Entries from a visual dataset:

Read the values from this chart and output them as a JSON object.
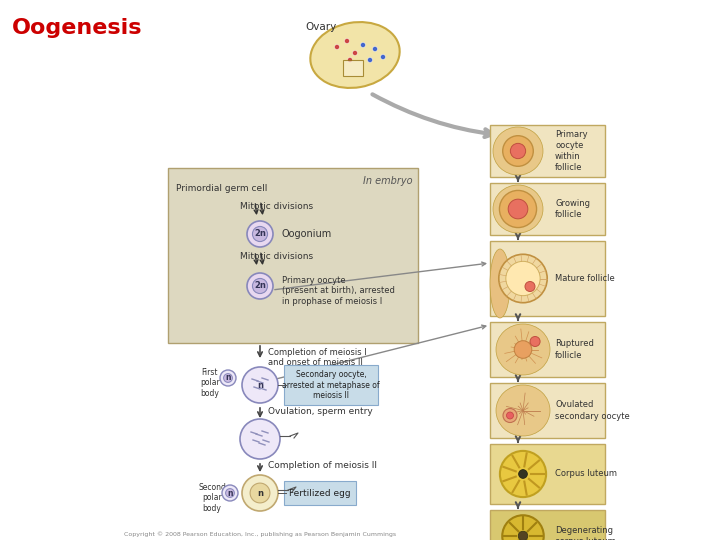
{
  "title": "Oogenesis",
  "title_color": "#cc0000",
  "title_fontsize": 16,
  "background_color": "#ffffff",
  "copyright": "Copyright © 2008 Pearson Education, Inc., publishing as Pearson Benjamin Cummings",
  "ovary_label": "Ovary",
  "in_embryo_label": "In embryo",
  "primordial_label": "Primordial germ cell",
  "mitotic1_label": "Mitotic divisions",
  "oogonium_label": "Oogonium",
  "mitotic2_label": "Mitotic divisions",
  "primary_oocyte_label": "Primary oocyte\n(present at birth), arrested\nin prophase of meiosis I",
  "completion_label": "Completion of meiosis I\nand onset of meiosis II",
  "secondary_label": "Secondary oocyte,\narrested at metaphase of\nmeiosis II",
  "ovulation_label": "Ovulation, sperm entry",
  "completion2_label": "Completion of meiosis II",
  "first_polar": "First\npolar\nbody",
  "second_polar": "Second\npolar\nbody",
  "fertilized_egg": "Fertilized egg",
  "follicle_labels": [
    "Primary\noocyte\nwithin\nfollicle",
    "Growing\nfollicle",
    "Mature follicle",
    "Ruptured\nfollicle",
    "Ovulated\nsecondary oocyte",
    "Corpus luteum",
    "Degenerating\ncorpus luteum"
  ],
  "beige_bg": "#ddd8c0",
  "light_blue_box": "#c8dce8",
  "arrow_color": "#666666",
  "cell_fill": "#e8d8f0",
  "cell_fill2": "#ede8f8",
  "cell_border": "#8888bb",
  "nucleus_fill": "#c8b8e0",
  "follicle_box_bg": [
    "#f0e4c0",
    "#f0e4c0",
    "#f0e4c0",
    "#f0e4c0",
    "#f0e4c0",
    "#e8d890",
    "#d8c870"
  ],
  "follicle_box_border": "#c0a860"
}
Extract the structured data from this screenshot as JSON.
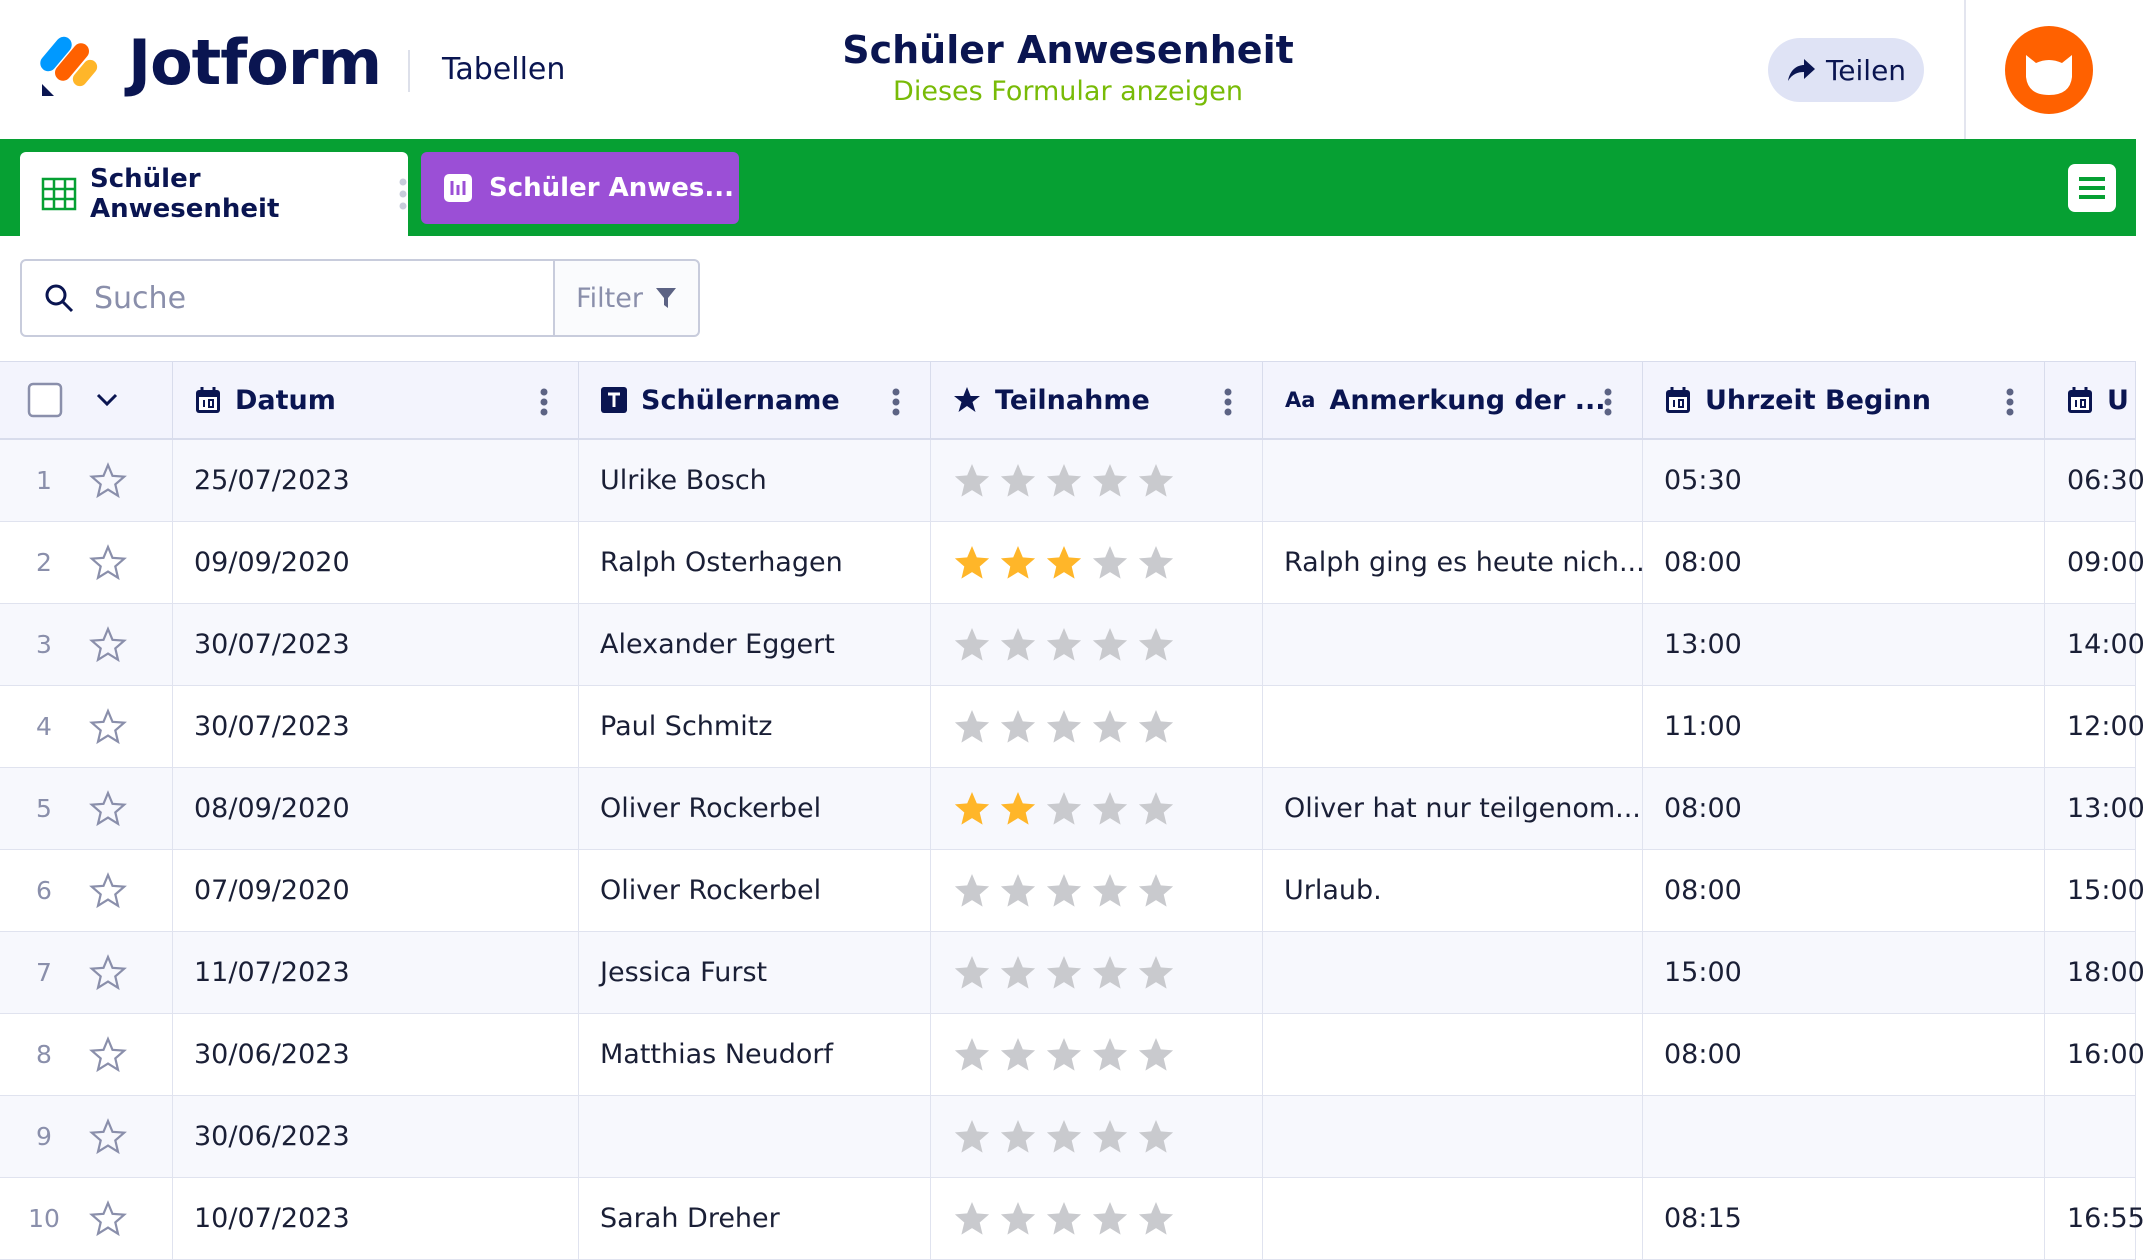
{
  "header": {
    "logo": "Jotform",
    "section": "Tabellen",
    "title": "Schüler Anwesenheit",
    "subtitle": "Dieses Formular anzeigen",
    "share": "Teilen"
  },
  "tabs": [
    "Schüler Anwesenheit",
    "Schüler Anwes..."
  ],
  "search": {
    "placeholder": "Suche",
    "filter": "Filter"
  },
  "table": {
    "columns": [
      {
        "label": "Datum"
      },
      {
        "label": "Schülername"
      },
      {
        "label": "Teilnahme"
      },
      {
        "icon_label": "Aa",
        "label": "Anmerkung der ..."
      },
      {
        "label": "Uhrzeit Beginn"
      },
      {
        "label": "U"
      }
    ],
    "rows": [
      {
        "number": 1,
        "date": "25/07/2023",
        "name": "Ulrike Bosch",
        "rating": 0,
        "note": null,
        "start": "05:30",
        "end": "06:30"
      },
      {
        "number": 2,
        "date": "09/09/2020",
        "name": "Ralph Osterhagen",
        "rating": 3,
        "note": "Ralph ging es heute nich...",
        "start": "08:00",
        "end": "09:00"
      },
      {
        "number": 3,
        "date": "30/07/2023",
        "name": "Alexander Eggert",
        "rating": 0,
        "note": null,
        "start": "13:00",
        "end": "14:00"
      },
      {
        "number": 4,
        "date": "30/07/2023",
        "name": "Paul Schmitz",
        "rating": 0,
        "note": null,
        "start": "11:00",
        "end": "12:00"
      },
      {
        "number": 5,
        "date": "08/09/2020",
        "name": "Oliver Rockerbel",
        "rating": 2,
        "note": "Oliver hat nur teilgenom...",
        "start": "08:00",
        "end": "13:00"
      },
      {
        "number": 6,
        "date": "07/09/2020",
        "name": "Oliver Rockerbel",
        "rating": 0,
        "note": "Urlaub.",
        "start": "08:00",
        "end": "15:00"
      },
      {
        "number": 7,
        "date": "11/07/2023",
        "name": "Jessica Furst",
        "rating": 0,
        "note": null,
        "start": "15:00",
        "end": "18:00"
      },
      {
        "number": 8,
        "date": "30/06/2023",
        "name": "Matthias Neudorf",
        "rating": 0,
        "note": null,
        "start": "08:00",
        "end": "16:00"
      },
      {
        "number": 9,
        "date": "30/06/2023",
        "name": null,
        "rating": 0,
        "note": null,
        "start": null,
        "end": null
      },
      {
        "number": 10,
        "date": "10/07/2023",
        "name": "Sarah Dreher",
        "rating": 0,
        "note": null,
        "start": "08:15",
        "end": "16:55"
      }
    ]
  }
}
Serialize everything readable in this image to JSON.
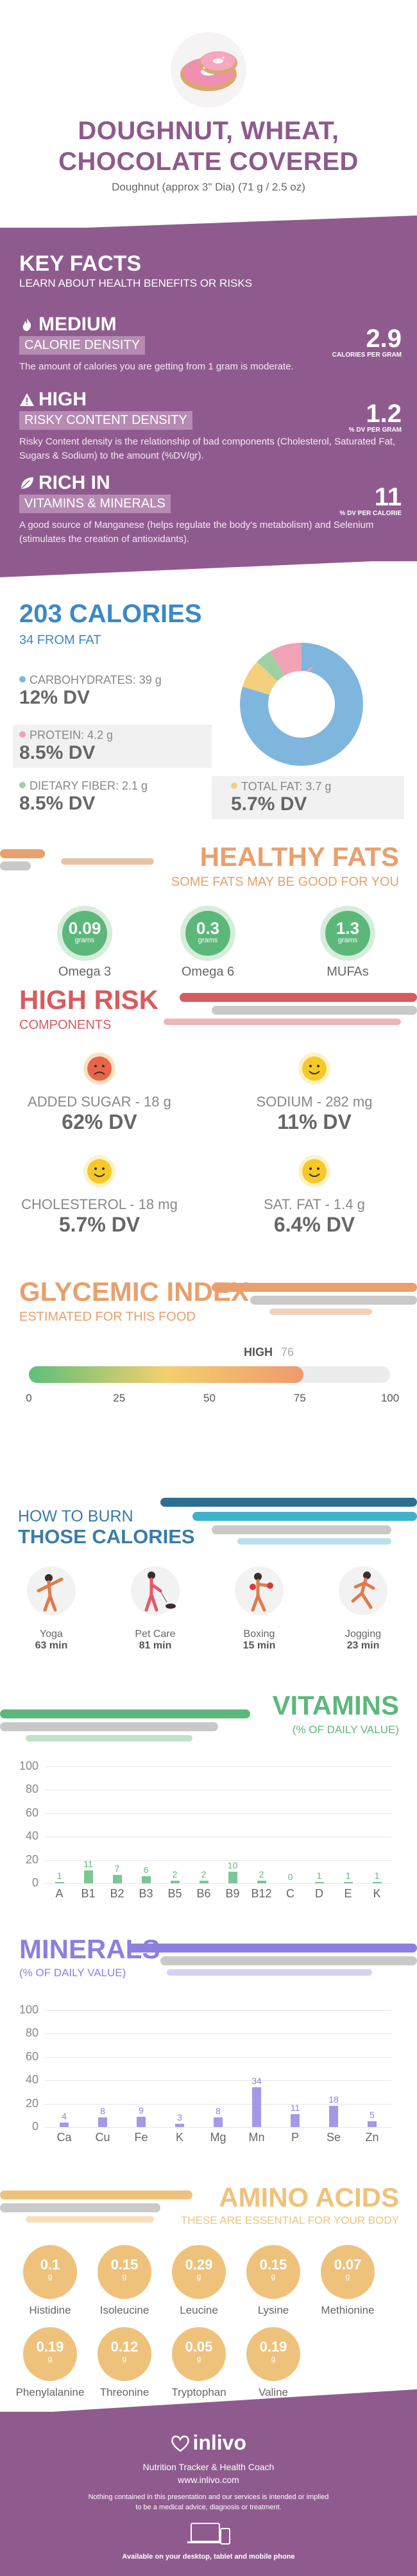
{
  "header": {
    "title_line1": "DOUGHNUT, WHEAT,",
    "title_line2": "CHOCOLATE COVERED",
    "subtitle": "Doughnut (approx 3\" Dia) (71 g / 2.5 oz)"
  },
  "key_facts": {
    "title": "KEY FACTS",
    "subtitle": "LEARN ABOUT HEALTH BENEFITS OR RISKS",
    "items": [
      {
        "level": "MEDIUM",
        "category": "CALORIE DENSITY",
        "value": "2.9",
        "unit": "CALORIES PER GRAM",
        "description": "The amount of calories you are getting from 1 gram is moderate.",
        "icon": "flame-icon"
      },
      {
        "level": "HIGH",
        "category": "RISKY CONTENT DENSITY",
        "value": "1.2",
        "unit": "% DV PER GRAM",
        "description": "Risky Content density is the relationship of bad components (Cholesterol, Saturated Fat, Sugars & Sodium) to the amount (%DV/gr).",
        "icon": "warning-icon"
      },
      {
        "level": "RICH  IN",
        "category": "VITAMINS & MINERALS",
        "value": "11",
        "unit": "% DV PER CALORIE",
        "description": "A good source of Manganese (helps regulate the body's metabolism) and Selenium (stimulates the creation of antioxidants).",
        "icon": "leaf-icon"
      }
    ]
  },
  "calories": {
    "title": "203 CALORIES",
    "from_fat": "34 FROM FAT",
    "nutrients": [
      {
        "label": "CARBOHYDRATES: 39 g",
        "dv": "12% DV",
        "color": "#7fb6de",
        "grams": 39
      },
      {
        "label": "PROTEIN: 4.2 g",
        "dv": "8.5% DV",
        "color": "#f0a3b5",
        "grams": 4.2
      },
      {
        "label": "DIETARY FIBER: 2.1 g",
        "dv": "8.5% DV",
        "color": "#9ed0a3",
        "grams": 2.1
      },
      {
        "label": "TOTAL FAT: 3.7 g",
        "dv": "5.7% DV",
        "color": "#f4cf7e",
        "grams": 3.7
      }
    ]
  },
  "healthy_fats": {
    "title": "HEALTHY FATS",
    "subtitle": "SOME FATS MAY BE GOOD FOR YOU",
    "items": [
      {
        "value": "0.09",
        "unit": "grams",
        "label": "Omega 3"
      },
      {
        "value": "0.3",
        "unit": "grams",
        "label": "Omega 6"
      },
      {
        "value": "1.3",
        "unit": "grams",
        "label": "MUFAs"
      }
    ]
  },
  "high_risk": {
    "title": "HIGH RISK",
    "subtitle": "COMPONENTS",
    "items": [
      {
        "label": "ADDED SUGAR - 18 g",
        "dv": "62% DV",
        "face": "sad-face-icon"
      },
      {
        "label": "SODIUM - 282 mg",
        "dv": "11% DV",
        "face": "happy-face-icon"
      },
      {
        "label": "CHOLESTEROL - 18 mg",
        "dv": "5.7% DV",
        "face": "happy-face-icon"
      },
      {
        "label": "SAT. FAT - 1.4 g",
        "dv": "6.4% DV",
        "face": "happy-face-icon"
      }
    ]
  },
  "glycemic": {
    "title": "GLYCEMIC INDEX",
    "subtitle": "ESTIMATED FOR THIS FOOD",
    "level": "HIGH",
    "value": "76",
    "value_num": 76,
    "ticks": [
      "0",
      "25",
      "50",
      "75",
      "100"
    ]
  },
  "burn": {
    "title_line1": "HOW TO BURN",
    "title_line2": "THOSE CALORIES",
    "items": [
      {
        "label": "Yoga",
        "minutes": "63 min",
        "icon": "yoga-icon"
      },
      {
        "label": "Pet Care",
        "minutes": "81 min",
        "icon": "dog-walking-icon"
      },
      {
        "label": "Boxing",
        "minutes": "15 min",
        "icon": "boxing-icon"
      },
      {
        "label": "Jogging",
        "minutes": "23 min",
        "icon": "running-icon"
      }
    ]
  },
  "vitamins": {
    "title": "VITAMINS",
    "subtitle": "(% OF DAILY VALUE)"
  },
  "minerals": {
    "title": "MINERALS",
    "subtitle": "(% OF DAILY VALUE)"
  },
  "chart_data": [
    {
      "type": "bar",
      "title": "VITAMINS",
      "categories": [
        "A",
        "B1",
        "B2",
        "B3",
        "B5",
        "B6",
        "B9",
        "B12",
        "C",
        "D",
        "E",
        "K"
      ],
      "values": [
        1,
        11,
        7,
        6,
        2,
        2,
        10,
        2,
        0,
        1,
        1,
        1
      ],
      "ylim": [
        0,
        100
      ],
      "yticks": [
        "100",
        "80",
        "60",
        "40",
        "20",
        "0"
      ],
      "color": "#5cb87a"
    },
    {
      "type": "bar",
      "title": "MINERALS",
      "categories": [
        "Ca",
        "Cu",
        "Fe",
        "K",
        "Mg",
        "Mn",
        "P",
        "Se",
        "Zn"
      ],
      "values": [
        4,
        8,
        9,
        3,
        8,
        34,
        11,
        18,
        5
      ],
      "ylim": [
        0,
        100
      ],
      "yticks": [
        "100",
        "80",
        "60",
        "40",
        "20",
        "0"
      ],
      "color": "#8c7fe0"
    }
  ],
  "amino_acids": {
    "title": "AMINO ACIDS",
    "subtitle": "THESE ARE ESSENTIAL FOR YOUR BODY",
    "unit": "g",
    "items": [
      {
        "value": "0.1",
        "label": "Histidine"
      },
      {
        "value": "0.15",
        "label": "Isoleucine"
      },
      {
        "value": "0.29",
        "label": "Leucine"
      },
      {
        "value": "0.15",
        "label": "Lysine"
      },
      {
        "value": "0.07",
        "label": "Methionine"
      },
      {
        "value": "0.19",
        "label": "Phenylalanine"
      },
      {
        "value": "0.12",
        "label": "Threonine"
      },
      {
        "value": "0.05",
        "label": "Tryptophan"
      },
      {
        "value": "0.19",
        "label": "Valine"
      }
    ]
  },
  "footer": {
    "brand": "inlivo",
    "tagline": "Nutrition Tracker & Health Coach",
    "url": "www.inlivo.com",
    "disclaimer1": "Nothing contained in this presentation and our services is intended or implied",
    "disclaimer2": "to be a medical advice, diagnosis or treatment.",
    "devices": "Available on your desktop, tablet and mobile phone"
  }
}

* TASK TO CARRY OUT *
Looking at the entries above, count the lines that hold the string "unit" and reply with the count alone.

* RESULT OF THIS TASK *
7